MATERIAL SUPPLIED

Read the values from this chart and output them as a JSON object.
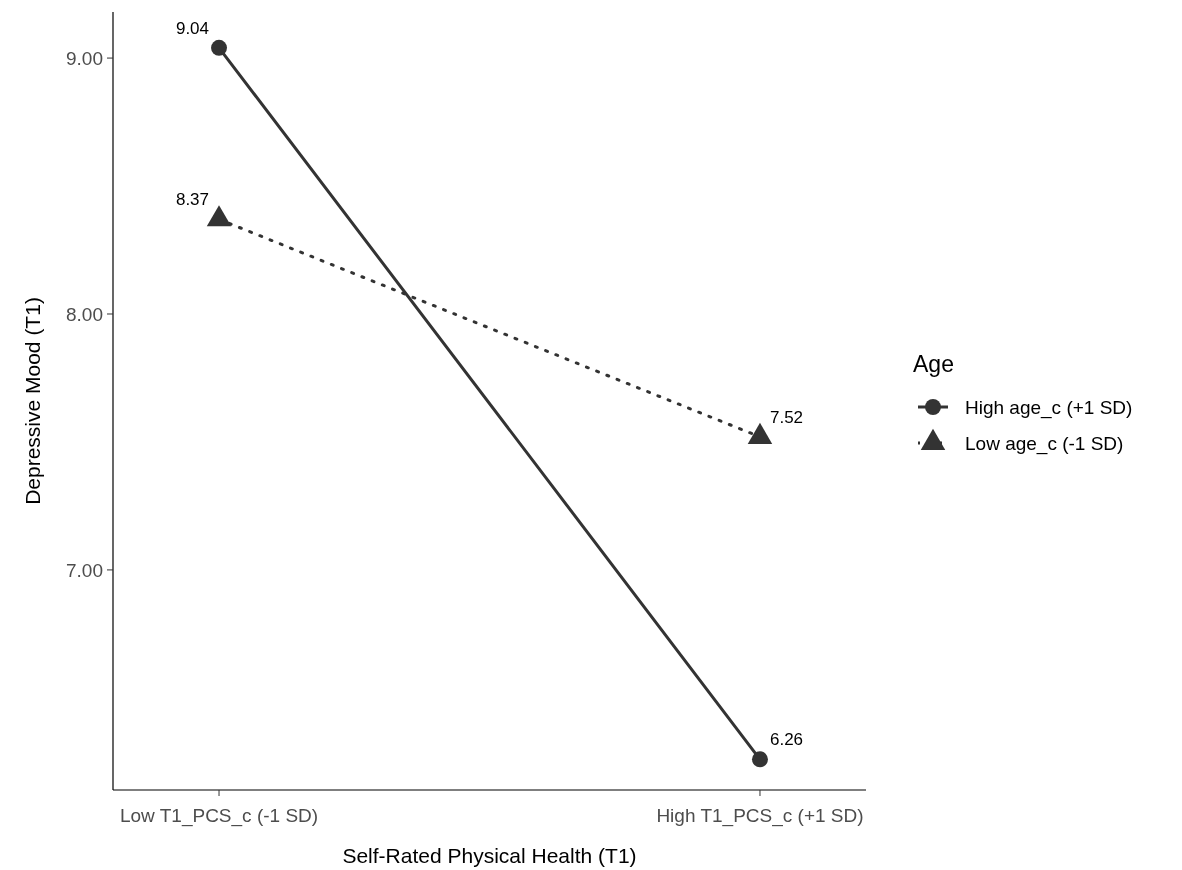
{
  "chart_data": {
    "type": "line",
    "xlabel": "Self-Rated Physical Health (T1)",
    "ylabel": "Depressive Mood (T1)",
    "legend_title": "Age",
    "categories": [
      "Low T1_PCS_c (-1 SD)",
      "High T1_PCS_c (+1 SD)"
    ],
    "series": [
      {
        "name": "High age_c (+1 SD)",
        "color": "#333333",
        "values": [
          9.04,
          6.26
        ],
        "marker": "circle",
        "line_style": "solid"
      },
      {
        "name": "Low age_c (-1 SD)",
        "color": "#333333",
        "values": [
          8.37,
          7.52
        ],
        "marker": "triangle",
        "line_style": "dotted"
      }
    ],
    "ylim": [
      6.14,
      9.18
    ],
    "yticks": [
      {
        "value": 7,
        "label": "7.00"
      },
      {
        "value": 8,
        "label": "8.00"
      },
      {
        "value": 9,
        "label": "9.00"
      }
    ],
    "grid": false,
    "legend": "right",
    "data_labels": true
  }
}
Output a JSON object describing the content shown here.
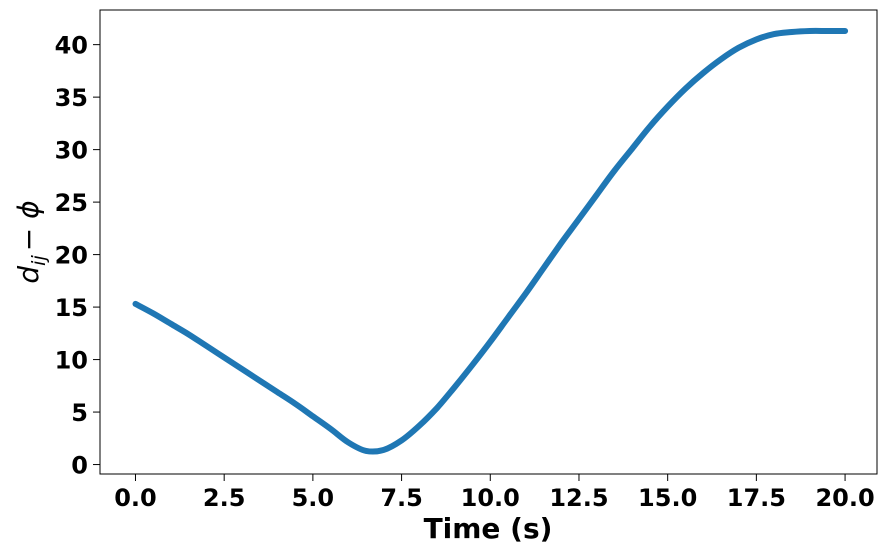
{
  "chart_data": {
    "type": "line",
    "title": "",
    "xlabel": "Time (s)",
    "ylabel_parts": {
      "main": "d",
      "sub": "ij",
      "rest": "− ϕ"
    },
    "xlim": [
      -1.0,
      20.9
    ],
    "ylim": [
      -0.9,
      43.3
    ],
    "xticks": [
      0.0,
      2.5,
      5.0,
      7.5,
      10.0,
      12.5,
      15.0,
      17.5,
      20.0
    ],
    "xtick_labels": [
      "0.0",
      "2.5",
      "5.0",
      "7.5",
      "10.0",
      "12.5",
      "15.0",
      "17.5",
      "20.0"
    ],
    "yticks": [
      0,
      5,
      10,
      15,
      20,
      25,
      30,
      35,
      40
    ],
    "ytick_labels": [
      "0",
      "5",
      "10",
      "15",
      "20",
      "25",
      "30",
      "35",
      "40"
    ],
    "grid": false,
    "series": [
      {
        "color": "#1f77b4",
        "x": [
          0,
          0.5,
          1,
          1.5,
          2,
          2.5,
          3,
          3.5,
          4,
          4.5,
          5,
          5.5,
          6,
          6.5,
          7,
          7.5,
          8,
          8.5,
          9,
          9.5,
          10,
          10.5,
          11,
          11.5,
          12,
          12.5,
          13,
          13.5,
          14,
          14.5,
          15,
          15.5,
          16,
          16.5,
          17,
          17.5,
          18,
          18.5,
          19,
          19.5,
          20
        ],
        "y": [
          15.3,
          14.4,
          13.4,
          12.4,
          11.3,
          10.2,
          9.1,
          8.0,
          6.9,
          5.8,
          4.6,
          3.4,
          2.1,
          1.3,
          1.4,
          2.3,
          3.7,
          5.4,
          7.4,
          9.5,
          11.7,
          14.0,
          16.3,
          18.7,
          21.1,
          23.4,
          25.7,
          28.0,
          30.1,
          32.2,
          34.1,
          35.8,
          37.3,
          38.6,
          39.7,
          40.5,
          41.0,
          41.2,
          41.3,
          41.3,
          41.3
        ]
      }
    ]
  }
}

REQUIRED WORK
Write the material out again exactly as it appears, dropping the pictures.

EXERCISE OUTPUT
Read the values from this chart and output them as a JSON object.
{
  "chart_data": {
    "type": "line",
    "xlabel": "Self-Rated Physical Health (T1)",
    "ylabel": "Depressive Mood (T1)",
    "legend_title": "Age",
    "categories": [
      "Low T1_PCS_c (-1 SD)",
      "High T1_PCS_c (+1 SD)"
    ],
    "series": [
      {
        "name": "High age_c (+1 SD)",
        "color": "#333333",
        "values": [
          9.04,
          6.26
        ],
        "marker": "circle",
        "line_style": "solid"
      },
      {
        "name": "Low age_c (-1 SD)",
        "color": "#333333",
        "values": [
          8.37,
          7.52
        ],
        "marker": "triangle",
        "line_style": "dotted"
      }
    ],
    "ylim": [
      6.14,
      9.18
    ],
    "yticks": [
      {
        "value": 7,
        "label": "7.00"
      },
      {
        "value": 8,
        "label": "8.00"
      },
      {
        "value": 9,
        "label": "9.00"
      }
    ],
    "grid": false,
    "legend": "right",
    "data_labels": true
  }
}
Output a JSON object describing the content shown here.
{
  "chart_data": {
    "type": "line",
    "title": "",
    "xlabel": "Time (s)",
    "ylabel_parts": {
      "main": "d",
      "sub": "ij",
      "rest": "− ϕ"
    },
    "xlim": [
      -1.0,
      20.9
    ],
    "ylim": [
      -0.9,
      43.3
    ],
    "xticks": [
      0.0,
      2.5,
      5.0,
      7.5,
      10.0,
      12.5,
      15.0,
      17.5,
      20.0
    ],
    "xtick_labels": [
      "0.0",
      "2.5",
      "5.0",
      "7.5",
      "10.0",
      "12.5",
      "15.0",
      "17.5",
      "20.0"
    ],
    "yticks": [
      0,
      5,
      10,
      15,
      20,
      25,
      30,
      35,
      40
    ],
    "ytick_labels": [
      "0",
      "5",
      "10",
      "15",
      "20",
      "25",
      "30",
      "35",
      "40"
    ],
    "grid": false,
    "series": [
      {
        "color": "#1f77b4",
        "x": [
          0,
          0.5,
          1,
          1.5,
          2,
          2.5,
          3,
          3.5,
          4,
          4.5,
          5,
          5.5,
          6,
          6.5,
          7,
          7.5,
          8,
          8.5,
          9,
          9.5,
          10,
          10.5,
          11,
          11.5,
          12,
          12.5,
          13,
          13.5,
          14,
          14.5,
          15,
          15.5,
          16,
          16.5,
          17,
          17.5,
          18,
          18.5,
          19,
          19.5,
          20
        ],
        "y": [
          15.3,
          14.4,
          13.4,
          12.4,
          11.3,
          10.2,
          9.1,
          8.0,
          6.9,
          5.8,
          4.6,
          3.4,
          2.1,
          1.3,
          1.4,
          2.3,
          3.7,
          5.4,
          7.4,
          9.5,
          11.7,
          14.0,
          16.3,
          18.7,
          21.1,
          23.4,
          25.7,
          28.0,
          30.1,
          32.2,
          34.1,
          35.8,
          37.3,
          38.6,
          39.7,
          40.5,
          41.0,
          41.2,
          41.3,
          41.3,
          41.3
        ]
      }
    ]
  }
}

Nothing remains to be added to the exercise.